**EXERCISE BRIEF:** Find the lines containing "Weekly" and say how many there are, with no other words.

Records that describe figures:
================

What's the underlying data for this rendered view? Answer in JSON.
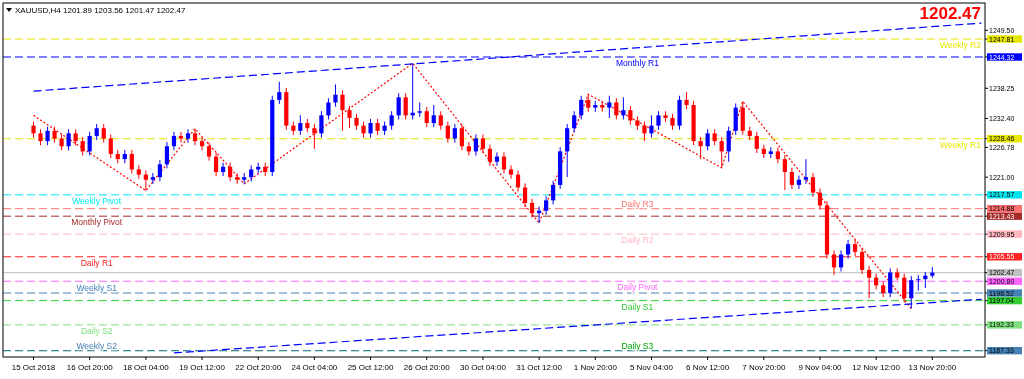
{
  "chart_data": {
    "type": "candlestick",
    "title": "XAUUSD,H4  1201.89 1203.56 1201.47 1202.47",
    "annotations": [
      "1202.47"
    ],
    "categories": [
      "15 Oct 2018",
      null,
      null,
      null,
      null,
      null,
      null,
      null,
      "16 Oct 20:00",
      null,
      null,
      null,
      null,
      null,
      null,
      null,
      "18 Oct 04:00",
      null,
      null,
      null,
      null,
      null,
      null,
      null,
      "19 Oct 12:00",
      null,
      null,
      null,
      null,
      null,
      null,
      null,
      "22 Oct 20:00",
      null,
      null,
      null,
      null,
      null,
      null,
      null,
      "24 Oct 04:00",
      null,
      null,
      null,
      null,
      null,
      null,
      null,
      "25 Oct 12:00",
      null,
      null,
      null,
      null,
      null,
      null,
      null,
      "26 Oct 20:00",
      null,
      null,
      null,
      null,
      null,
      null,
      null,
      "30 Oct 04:00",
      null,
      null,
      null,
      null,
      null,
      null,
      null,
      "31 Oct 12:00",
      null,
      null,
      null,
      null,
      null,
      null,
      null,
      "1 Nov 20:00",
      null,
      null,
      null,
      null,
      null,
      null,
      null,
      "5 Nov 04:00",
      null,
      null,
      null,
      null,
      null,
      null,
      null,
      "6 Nov 12:00",
      null,
      null,
      null,
      null,
      null,
      null,
      null,
      "7 Nov 20:00",
      null,
      null,
      null,
      null,
      null,
      null,
      null,
      "9 Nov 04:00",
      null,
      null,
      null,
      null,
      null,
      null,
      null,
      "12 Nov 12:00",
      null,
      null,
      null,
      null,
      null,
      null,
      null,
      "13 Nov 20:00",
      null,
      null,
      null,
      null,
      null,
      null,
      null
    ],
    "ohlc": [
      [
        1231.0,
        1231.8,
        1228.7,
        1229.5
      ],
      [
        1229.5,
        1230.3,
        1227.2,
        1228.0
      ],
      [
        1228.0,
        1230.8,
        1227.2,
        1230.0
      ],
      [
        1230.0,
        1230.8,
        1227.7,
        1228.5
      ],
      [
        1228.5,
        1229.3,
        1226.2,
        1227.0
      ],
      [
        1227.0,
        1230.3,
        1226.2,
        1229.5
      ],
      [
        1229.5,
        1230.3,
        1227.2,
        1228.0
      ],
      [
        1228.0,
        1228.8,
        1225.2,
        1226.0
      ],
      [
        1226.0,
        1229.8,
        1225.2,
        1229.0
      ],
      [
        1229.0,
        1231.3,
        1228.2,
        1230.5
      ],
      [
        1230.5,
        1231.3,
        1227.7,
        1228.5
      ],
      [
        1228.5,
        1229.3,
        1224.7,
        1225.5
      ],
      [
        1225.5,
        1226.3,
        1223.7,
        1224.5
      ],
      [
        1224.5,
        1226.3,
        1223.7,
        1225.5
      ],
      [
        1225.5,
        1226.3,
        1221.7,
        1222.5
      ],
      [
        1222.5,
        1223.3,
        1220.7,
        1221.5
      ],
      [
        1221.5,
        1222.3,
        1218.4,
        1220.5
      ],
      [
        1220.5,
        1221.8,
        1219.7,
        1221.0
      ],
      [
        1221.0,
        1224.3,
        1220.2,
        1223.5
      ],
      [
        1223.5,
        1227.8,
        1222.7,
        1227.0
      ],
      [
        1227.0,
        1229.8,
        1226.2,
        1229.0
      ],
      [
        1229.0,
        1229.8,
        1227.7,
        1228.5
      ],
      [
        1228.5,
        1230.3,
        1227.7,
        1229.5
      ],
      [
        1229.5,
        1230.4,
        1227.2,
        1228.0
      ],
      [
        1228.0,
        1228.8,
        1226.2,
        1227.0
      ],
      [
        1227.0,
        1227.8,
        1224.2,
        1225.0
      ],
      [
        1225.0,
        1225.8,
        1221.2,
        1222.0
      ],
      [
        1222.0,
        1223.8,
        1221.2,
        1223.0
      ],
      [
        1223.0,
        1223.8,
        1220.2,
        1221.0
      ],
      [
        1221.0,
        1221.8,
        1219.7,
        1220.5
      ],
      [
        1220.5,
        1221.8,
        1219.7,
        1221.0
      ],
      [
        1221.0,
        1223.3,
        1220.2,
        1222.5
      ],
      [
        1222.5,
        1223.8,
        1221.7,
        1223.0
      ],
      [
        1223.0,
        1223.8,
        1221.2,
        1222.0
      ],
      [
        1222.0,
        1236.8,
        1221.2,
        1236.0
      ],
      [
        1236.0,
        1239.5,
        1235.2,
        1237.5
      ],
      [
        1237.5,
        1238.3,
        1230.2,
        1231.0
      ],
      [
        1231.0,
        1231.8,
        1229.2,
        1230.0
      ],
      [
        1230.0,
        1233.0,
        1229.2,
        1231.5
      ],
      [
        1231.5,
        1232.3,
        1229.7,
        1230.5
      ],
      [
        1230.5,
        1231.3,
        1226.5,
        1229.5
      ],
      [
        1229.5,
        1233.8,
        1228.7,
        1233.0
      ],
      [
        1233.0,
        1236.3,
        1232.2,
        1235.5
      ],
      [
        1235.5,
        1239.0,
        1234.7,
        1237.0
      ],
      [
        1237.0,
        1237.8,
        1230.0,
        1234.0
      ],
      [
        1234.0,
        1234.8,
        1230.5,
        1232.5
      ],
      [
        1232.5,
        1233.3,
        1230.2,
        1231.0
      ],
      [
        1231.0,
        1231.8,
        1228.7,
        1229.5
      ],
      [
        1229.5,
        1232.3,
        1228.7,
        1231.5
      ],
      [
        1231.5,
        1232.3,
        1229.2,
        1230.0
      ],
      [
        1230.0,
        1231.8,
        1229.2,
        1231.0
      ],
      [
        1231.0,
        1233.8,
        1230.2,
        1233.0
      ],
      [
        1233.0,
        1237.3,
        1232.2,
        1236.5
      ],
      [
        1236.5,
        1237.3,
        1232.2,
        1233.0
      ],
      [
        1233.0,
        1243.1,
        1232.2,
        1233.5
      ],
      [
        1233.5,
        1235.5,
        1232.7,
        1233.8
      ],
      [
        1233.8,
        1234.6,
        1230.7,
        1231.5
      ],
      [
        1231.5,
        1235.0,
        1230.7,
        1233.0
      ],
      [
        1233.0,
        1233.8,
        1230.2,
        1231.0
      ],
      [
        1231.0,
        1231.8,
        1227.7,
        1228.5
      ],
      [
        1228.5,
        1231.3,
        1227.7,
        1230.5
      ],
      [
        1230.5,
        1231.3,
        1226.2,
        1227.0
      ],
      [
        1227.0,
        1227.8,
        1225.2,
        1226.0
      ],
      [
        1226.0,
        1229.3,
        1225.2,
        1228.5
      ],
      [
        1228.5,
        1229.3,
        1225.7,
        1226.5
      ],
      [
        1226.5,
        1227.3,
        1223.2,
        1224.0
      ],
      [
        1224.0,
        1225.8,
        1223.2,
        1225.0
      ],
      [
        1225.0,
        1225.8,
        1221.7,
        1222.5
      ],
      [
        1222.5,
        1223.3,
        1220.7,
        1221.5
      ],
      [
        1221.5,
        1222.3,
        1218.2,
        1219.0
      ],
      [
        1219.0,
        1219.8,
        1215.2,
        1216.0
      ],
      [
        1216.0,
        1216.8,
        1213.2,
        1214.0
      ],
      [
        1214.0,
        1215.3,
        1212.1,
        1214.5
      ],
      [
        1214.5,
        1217.3,
        1213.7,
        1216.5
      ],
      [
        1216.5,
        1220.3,
        1215.7,
        1219.5
      ],
      [
        1219.5,
        1226.8,
        1218.7,
        1226.0
      ],
      [
        1226.0,
        1231.3,
        1221.0,
        1230.5
      ],
      [
        1230.5,
        1233.8,
        1229.7,
        1233.0
      ],
      [
        1233.0,
        1236.8,
        1232.2,
        1236.0
      ],
      [
        1236.0,
        1237.1,
        1233.7,
        1234.5
      ],
      [
        1234.5,
        1235.8,
        1233.7,
        1235.0
      ],
      [
        1235.0,
        1235.8,
        1233.7,
        1234.5
      ],
      [
        1234.5,
        1236.8,
        1232.5,
        1235.5
      ],
      [
        1235.5,
        1236.3,
        1232.2,
        1233.0
      ],
      [
        1233.0,
        1236.5,
        1232.2,
        1234.0
      ],
      [
        1234.0,
        1234.8,
        1231.2,
        1232.0
      ],
      [
        1232.0,
        1232.8,
        1230.2,
        1231.0
      ],
      [
        1231.0,
        1231.8,
        1228.0,
        1229.5
      ],
      [
        1229.5,
        1233.0,
        1228.7,
        1231.0
      ],
      [
        1231.0,
        1233.8,
        1230.2,
        1233.0
      ],
      [
        1233.0,
        1233.8,
        1231.7,
        1232.5
      ],
      [
        1232.5,
        1233.3,
        1230.2,
        1231.0
      ],
      [
        1231.0,
        1236.8,
        1230.2,
        1236.0
      ],
      [
        1236.0,
        1237.5,
        1234.2,
        1235.0
      ],
      [
        1235.0,
        1235.8,
        1227.2,
        1228.0
      ],
      [
        1228.0,
        1228.8,
        1224.5,
        1227.0
      ],
      [
        1227.0,
        1230.3,
        1226.2,
        1229.5
      ],
      [
        1229.5,
        1230.3,
        1227.2,
        1228.0
      ],
      [
        1228.0,
        1228.8,
        1222.8,
        1226.0
      ],
      [
        1226.0,
        1230.8,
        1224.0,
        1230.0
      ],
      [
        1230.0,
        1235.3,
        1229.2,
        1234.5
      ],
      [
        1234.5,
        1235.7,
        1229.2,
        1230.0
      ],
      [
        1230.0,
        1230.8,
        1228.2,
        1229.0
      ],
      [
        1229.0,
        1229.8,
        1225.7,
        1226.5
      ],
      [
        1226.5,
        1227.3,
        1224.7,
        1225.5
      ],
      [
        1225.5,
        1226.8,
        1224.7,
        1226.0
      ],
      [
        1226.0,
        1226.8,
        1223.7,
        1224.5
      ],
      [
        1224.5,
        1225.3,
        1218.5,
        1222.0
      ],
      [
        1222.0,
        1222.8,
        1218.7,
        1219.5
      ],
      [
        1219.5,
        1221.3,
        1218.7,
        1220.5
      ],
      [
        1220.5,
        1224.5,
        1219.7,
        1221.0
      ],
      [
        1221.0,
        1221.8,
        1217.2,
        1218.0
      ],
      [
        1218.0,
        1218.8,
        1214.7,
        1215.5
      ],
      [
        1215.5,
        1216.3,
        1205.2,
        1206.0
      ],
      [
        1206.0,
        1206.8,
        1202.0,
        1203.5
      ],
      [
        1203.5,
        1206.8,
        1202.7,
        1206.0
      ],
      [
        1206.0,
        1208.8,
        1205.2,
        1208.0
      ],
      [
        1208.0,
        1208.8,
        1205.7,
        1206.5
      ],
      [
        1206.5,
        1207.3,
        1202.2,
        1203.0
      ],
      [
        1203.0,
        1203.8,
        1197.5,
        1201.5
      ],
      [
        1201.5,
        1202.3,
        1199.2,
        1200.0
      ],
      [
        1200.0,
        1200.8,
        1197.7,
        1198.5
      ],
      [
        1198.5,
        1203.3,
        1197.7,
        1202.5
      ],
      [
        1202.5,
        1203.3,
        1201.0,
        1201.5
      ],
      [
        1201.5,
        1202.3,
        1196.7,
        1197.5
      ],
      [
        1197.5,
        1201.8,
        1195.5,
        1201.0
      ],
      [
        1201.0,
        1202.0,
        1199.0,
        1201.2
      ],
      [
        1201.2,
        1202.6,
        1199.5,
        1201.89
      ],
      [
        1201.89,
        1203.56,
        1201.47,
        1202.47
      ],
      null,
      null,
      null,
      null,
      null,
      null,
      null
    ],
    "colors": [
      "#ff0000",
      "#ff0000",
      "#0000ff",
      "#ff0000",
      "#ff0000",
      "#0000ff",
      "#ff0000",
      "#ff0000",
      "#0000ff",
      "#0000ff",
      "#ff0000",
      "#ff0000",
      "#ff0000",
      "#0000ff",
      "#ff0000",
      "#ff0000",
      "#ff0000",
      "#0000ff",
      "#0000ff",
      "#0000ff",
      "#0000ff",
      "#ff0000",
      "#0000ff",
      "#ff0000",
      "#ff0000",
      "#ff0000",
      "#ff0000",
      "#0000ff",
      "#ff0000",
      "#ff0000",
      "#0000ff",
      "#0000ff",
      "#0000ff",
      "#ff0000",
      "#0000ff",
      "#0000ff",
      "#ff0000",
      "#ff0000",
      "#0000ff",
      "#ff0000",
      "#ff0000",
      "#0000ff",
      "#0000ff",
      "#0000ff",
      "#ff0000",
      "#ff0000",
      "#ff0000",
      "#ff0000",
      "#0000ff",
      "#ff0000",
      "#0000ff",
      "#0000ff",
      "#0000ff",
      "#ff0000",
      "#0000ff",
      "#0000ff",
      "#ff0000",
      "#0000ff",
      "#ff0000",
      "#ff0000",
      "#0000ff",
      "#ff0000",
      "#ff0000",
      "#0000ff",
      "#ff0000",
      "#ff0000",
      "#0000ff",
      "#ff0000",
      "#ff0000",
      "#ff0000",
      "#ff0000",
      "#ff0000",
      "#0000ff",
      "#0000ff",
      "#0000ff",
      "#0000ff",
      "#0000ff",
      "#0000ff",
      "#0000ff",
      "#ff0000",
      "#0000ff",
      "#ff0000",
      "#0000ff",
      "#ff0000",
      "#0000ff",
      "#ff0000",
      "#ff0000",
      "#ff0000",
      "#0000ff",
      "#0000ff",
      "#ff0000",
      "#ff0000",
      "#0000ff",
      "#ff0000",
      "#ff0000",
      "#ff0000",
      "#0000ff",
      "#ff0000",
      "#ff0000",
      "#0000ff",
      "#0000ff",
      "#ff0000",
      "#ff0000",
      "#ff0000",
      "#ff0000",
      "#0000ff",
      "#ff0000",
      "#ff0000",
      "#ff0000",
      "#0000ff",
      "#0000ff",
      "#ff0000",
      "#ff0000",
      "#ff0000",
      "#ff0000",
      "#0000ff",
      "#0000ff",
      "#ff0000",
      "#ff0000",
      "#ff0000",
      "#ff0000",
      "#ff0000",
      "#0000ff",
      "#ff0000",
      "#ff0000",
      "#0000ff",
      "#0000ff",
      "#0000ff",
      "#0000ff",
      null,
      null,
      null,
      null,
      null,
      null,
      null
    ],
    "series": [
      {
        "type": "line",
        "color": "#ff0000",
        "line_style": "dotted",
        "values": [
          1233.0,
          null,
          null,
          null,
          null,
          null,
          null,
          null,
          null,
          null,
          null,
          null,
          null,
          null,
          null,
          null,
          1218.4,
          null,
          null,
          null,
          null,
          null,
          null,
          1230.4,
          null,
          null,
          null,
          null,
          null,
          null,
          1219.7,
          null,
          null,
          null,
          null,
          null,
          null,
          null,
          null,
          null,
          null,
          null,
          null,
          null,
          null,
          null,
          null,
          null,
          null,
          null,
          null,
          null,
          null,
          null,
          1243.1,
          null,
          null,
          null,
          null,
          null,
          null,
          null,
          null,
          null,
          null,
          null,
          null,
          null,
          null,
          null,
          null,
          null,
          1212.1,
          null,
          null,
          null,
          null,
          null,
          null,
          1237.1,
          null,
          null,
          null,
          null,
          null,
          null,
          null,
          null,
          null,
          null,
          null,
          null,
          null,
          null,
          null,
          null,
          null,
          null,
          1222.8,
          null,
          null,
          1235.7,
          null,
          null,
          null,
          null,
          null,
          null,
          null,
          null,
          null,
          null,
          null,
          null,
          null,
          null,
          null,
          null,
          null,
          null,
          null,
          null,
          null,
          null,
          null,
          1195.5,
          null,
          null,
          null,
          null,
          null,
          null,
          null,
          null,
          null,
          null
        ]
      },
      {
        "type": "line",
        "color": "#0000ff",
        "line_style": "dashed",
        "values": [
          1237.7,
          null,
          null,
          null,
          null,
          null,
          null,
          null,
          null,
          null,
          null,
          null,
          null,
          null,
          null,
          null,
          null,
          null,
          null,
          null,
          null,
          null,
          null,
          null,
          null,
          null,
          null,
          null,
          null,
          null,
          null,
          null,
          null,
          null,
          null,
          null,
          null,
          null,
          null,
          null,
          null,
          null,
          null,
          null,
          null,
          null,
          null,
          null,
          null,
          null,
          null,
          null,
          null,
          null,
          null,
          null,
          null,
          null,
          null,
          null,
          null,
          null,
          null,
          null,
          null,
          null,
          null,
          null,
          null,
          null,
          null,
          null,
          null,
          null,
          null,
          null,
          null,
          null,
          null,
          null,
          null,
          null,
          null,
          null,
          null,
          null,
          null,
          null,
          null,
          null,
          null,
          null,
          null,
          null,
          null,
          null,
          null,
          null,
          null,
          null,
          null,
          null,
          null,
          null,
          null,
          null,
          null,
          null,
          null,
          null,
          null,
          null,
          null,
          null,
          null,
          null,
          null,
          null,
          null,
          null,
          null,
          null,
          null,
          null,
          null,
          null,
          null,
          null,
          null,
          null,
          null,
          null,
          null,
          null,
          null,
          1250.9
        ]
      },
      {
        "type": "line",
        "color": "#0000ff",
        "line_style": "dashed",
        "values": [
          null,
          null,
          null,
          null,
          null,
          null,
          null,
          null,
          null,
          null,
          null,
          null,
          null,
          null,
          null,
          null,
          null,
          null,
          null,
          null,
          1186.9,
          null,
          null,
          null,
          null,
          null,
          null,
          null,
          null,
          null,
          null,
          null,
          null,
          null,
          null,
          null,
          null,
          null,
          null,
          null,
          null,
          null,
          null,
          null,
          null,
          null,
          null,
          null,
          null,
          null,
          null,
          null,
          null,
          null,
          null,
          null,
          null,
          null,
          null,
          null,
          null,
          null,
          null,
          null,
          null,
          null,
          null,
          null,
          null,
          null,
          null,
          null,
          null,
          null,
          null,
          null,
          null,
          null,
          null,
          null,
          null,
          null,
          null,
          null,
          null,
          null,
          null,
          null,
          null,
          null,
          null,
          null,
          null,
          null,
          null,
          null,
          null,
          null,
          null,
          null,
          null,
          null,
          null,
          null,
          null,
          null,
          null,
          null,
          null,
          null,
          null,
          null,
          null,
          null,
          null,
          null,
          null,
          null,
          null,
          null,
          null,
          null,
          null,
          null,
          null,
          null,
          null,
          null,
          null,
          null,
          null,
          null,
          null,
          null,
          null,
          1197.3
        ]
      }
    ],
    "ylim": [
      1186.1,
      1254.8
    ],
    "yticks": [
      {
        "value": 1187.33,
        "label": "1187.33"
      },
      {
        "value": 1192.33,
        "label": "1192.33"
      },
      {
        "value": 1197.04,
        "label": "1197.04"
      },
      {
        "value": 1198.52,
        "label": "1198.52"
      },
      {
        "value": 1200.8,
        "label": "1200.80"
      },
      {
        "value": 1202.47,
        "label": "1202.47"
      },
      {
        "value": 1205.55,
        "label": "1205.55"
      },
      {
        "value": 1209.95,
        "label": "1209.95"
      },
      {
        "value": 1213.43,
        "label": "1213.43"
      },
      {
        "value": 1214.88,
        "label": "1214.88"
      },
      {
        "value": 1217.57,
        "label": "1217.57"
      },
      {
        "value": 1221.0,
        "label": "1221.00"
      },
      {
        "value": 1226.78,
        "label": "1226.78"
      },
      {
        "value": 1228.46,
        "label": "1228.46"
      },
      {
        "value": 1232.4,
        "label": "1232.40"
      },
      {
        "value": 1238.25,
        "label": "1238.25"
      },
      {
        "value": 1244.32,
        "label": "1244.32"
      },
      {
        "value": 1247.81,
        "label": "1247.81"
      },
      {
        "value": 1249.5,
        "label": "1249.50"
      }
    ],
    "ref_lines": [
      {
        "axis": "y",
        "value": 1247.81,
        "label": "Weekly R2",
        "color": "#e6e600",
        "line_style": "dashed"
      },
      {
        "axis": "y",
        "value": 1244.32,
        "label": "Monthly R1",
        "color": "#0000ff",
        "line_style": "dashed"
      },
      {
        "axis": "y",
        "value": 1228.46,
        "label": "Weekly R1",
        "color": "#e6e600",
        "line_style": "dashed"
      },
      {
        "axis": "y",
        "value": 1217.57,
        "label": "Weekly Pivot",
        "color": "#00e5ee",
        "line_style": "dashed"
      },
      {
        "axis": "y",
        "value": 1214.88,
        "label": "Daily R3",
        "color": "#ff7070",
        "line_style": "dashed"
      },
      {
        "axis": "y",
        "value": 1213.43,
        "label": "Monthly Pivot",
        "color": "#a52a2a",
        "line_style": "dashed"
      },
      {
        "axis": "y",
        "value": 1209.95,
        "label": "Daily R2",
        "color": "#ffb6c1",
        "line_style": "dashed"
      },
      {
        "axis": "y",
        "value": 1205.55,
        "label": "Daily R1",
        "color": "#ff2020",
        "line_style": "dashed"
      },
      {
        "axis": "y",
        "value": 1202.47,
        "label": null,
        "color": "#c0c0c0",
        "line_style": "solid"
      },
      {
        "axis": "y",
        "value": 1200.8,
        "label": "Daily Pivot",
        "color": "#ff66ff",
        "line_style": "dashed"
      },
      {
        "axis": "y",
        "value": 1198.52,
        "label": "Weekly S1",
        "color": "#4682b4",
        "line_style": "dashed"
      },
      {
        "axis": "y",
        "value": 1197.04,
        "label": "Daily S1",
        "color": "#32cd32",
        "line_style": "dashed"
      },
      {
        "axis": "y",
        "value": 1192.33,
        "label": "Daily S2",
        "color": "#7ee07e",
        "line_style": "dashed"
      },
      {
        "axis": "y",
        "value": 1187.33,
        "label": "Daily S3",
        "color": "#00a000",
        "line_style": "dashed"
      },
      {
        "axis": "y",
        "value": 1187.33,
        "label": "Weekly S2",
        "color": "#4682b4",
        "line_style": "dashed"
      }
    ]
  }
}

================

**OUTPUT:** 5